Excerpt to read –
_ _ _ _

Unfortunately I don't know the best way to figure out which or if they are just friends, but talking to the girl alone you maybe could get more info.You would be Crazy to Not question it or not to feel the way you do about it!! No that is Not a normal..."Innocent" Bestfriend Male and Female friendship. There is something more to it than be innocent bestfriends. Best friends are Not all touchy feely... putting her on his, acting like she's the girlfriend in front of the ACTUAL girlfriend-YOU!!
how Disrespectful!! You should set boundaries now, before its too late... before she becomes the ACTUAL GIRLFRIEND... If its Not too late.If you’d feel weird brining it up again in front of him, ask one of your friends to get a little too comfortable with you in front of him. See if a) he notices b) he reacts to it
Honestly that’d stress me out too much I’d end up dumping him but maybe he’s just oblivious (not likely, but always possible)Yeah. It’s gonna be a NO from me. Absolutely not okay, especially if you’ve already talked to him about how it makes you feel. There needs to be boundaries and if they really are that close, then he should be able to talk to her and she should be able to understand.
I’d leave him girl. Ain’t no MAN going to disrespect his lady like that. He’s disrespectful. How would he like it if you had a guy friend whom you’d do all of that with? Very childish and disrespectful! Leave him without notice, because how are you going to stop that? There’s way more men out there who’d treat you better than that.
He's not loyal. She's a total slut and he's into that. You must have something he wants from you like money or using your car or something. Maybe a free place to live?
You should've dumped him in the first 4 weeks or less. It doesn't take 9 months to figure out that someone isn't loyal.If you don't like it and it's something as serious as this is, you should be concerned and tell him. Making excuses is the very first sign of "the great collapse", so watch out. He should be able to make you happy by solving this problem in an appropriate manner.
It is possible they have nothing intimate going on (for now).
It is also possible they had something close to intimacy but did not push it further before he met you ( most likely)
One thing we all can agree on is that you need to have boundaries set up and asap.
You should however use a less dramatic approach and be really friendly throughout.well there is a younger female friend that I have held hands while walking the dog and talking about issues etc but cudling no although there was one time when we were drunk and we kinda sat on the same recliner (dont know if that is the right word) and I basically was kinda laying on top of her but while we talked🤔but there was nothing sexual about it we treat eachother more like brother and sister BUT I would hold the line that no habitual cudling
You're not wrong. When you feel something is up, it usually is. Ask him how does he feel if you had a Male bestfriend doing that to you, the way she does to him. Don't be afraid to ask him questions if he seems bothered to answer questions honestly, there's your red flag.
You’re not wrong at all. Sounds like they had something going on in the past. Bring your make best friend do this in front of him. He’ll get the clue and not do this again. Also, talk to him. Tell him that it makes you uncomfortable
i think you should talk to her about her relationship status like having a girl talk. and you can also see how your boyfriend and the girl react with their other friends. if she jokes around with many of them, it might just be her personality. as far as treating as a boyfriend goes sometimes you can even say siblings are in an intimate relationship if you don't know they are siblings. you might wanna do some research before coming to a conclusion
I used to do that too, with my best friend, years ago. We were so close that sometimes people thought we were together. Lots of cuddles, hugs, etc etc.
And yet we weren't together, she had boyfriends, and they knew what our relationship was. At first it would bother them, but soon they saw what it really was and it was fine.

_ _ _ _

Dataset records –

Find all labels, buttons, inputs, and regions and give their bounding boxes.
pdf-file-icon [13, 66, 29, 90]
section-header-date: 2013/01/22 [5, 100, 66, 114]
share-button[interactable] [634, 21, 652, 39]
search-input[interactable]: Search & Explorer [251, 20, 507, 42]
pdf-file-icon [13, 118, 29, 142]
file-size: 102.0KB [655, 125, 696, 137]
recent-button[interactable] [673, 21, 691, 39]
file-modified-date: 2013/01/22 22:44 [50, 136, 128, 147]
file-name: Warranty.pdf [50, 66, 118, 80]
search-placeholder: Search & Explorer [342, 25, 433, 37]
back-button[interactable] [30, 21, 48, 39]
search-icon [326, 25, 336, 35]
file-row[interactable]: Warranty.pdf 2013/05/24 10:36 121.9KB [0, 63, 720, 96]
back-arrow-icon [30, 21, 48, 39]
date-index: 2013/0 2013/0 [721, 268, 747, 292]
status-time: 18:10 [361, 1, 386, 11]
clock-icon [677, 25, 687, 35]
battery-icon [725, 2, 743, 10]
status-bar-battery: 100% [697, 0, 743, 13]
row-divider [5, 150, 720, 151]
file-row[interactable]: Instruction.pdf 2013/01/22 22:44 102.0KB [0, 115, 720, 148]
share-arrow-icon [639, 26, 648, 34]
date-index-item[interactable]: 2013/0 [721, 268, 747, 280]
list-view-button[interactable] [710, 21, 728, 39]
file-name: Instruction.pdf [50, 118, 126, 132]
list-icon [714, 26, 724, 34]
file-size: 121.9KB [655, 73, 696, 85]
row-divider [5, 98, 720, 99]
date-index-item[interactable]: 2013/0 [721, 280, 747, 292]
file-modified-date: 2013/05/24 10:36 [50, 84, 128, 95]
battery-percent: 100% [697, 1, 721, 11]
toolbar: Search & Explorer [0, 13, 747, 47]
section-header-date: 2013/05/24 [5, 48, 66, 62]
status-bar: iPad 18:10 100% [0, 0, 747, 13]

_ _ _ _

Work instruction 1 – List every sentence in the comment thread that ends with a question mark.
Work instruction 2 – Write out the part of the comment thread between "You should've dumped" and "an appropriate manner.", inclusive, without changing anything.

Response box 1 –
- How would he like it if you had a guy friend whom you’d do all of that with?
- Leave him without notice, because how are you going to stop that?
- Maybe a free place to live?

Response box 2 –
You should've dumped him in the first 4 weeks or less. It doesn't take 9 months to figure out that someone isn't loyal.If you don't like it and it's something as serious as this is, you should be concerned and tell him. Making excuses is the very first sign of "the great collapse", so watch out. He should be able to make you happy by solving this problem in an appropriate manner.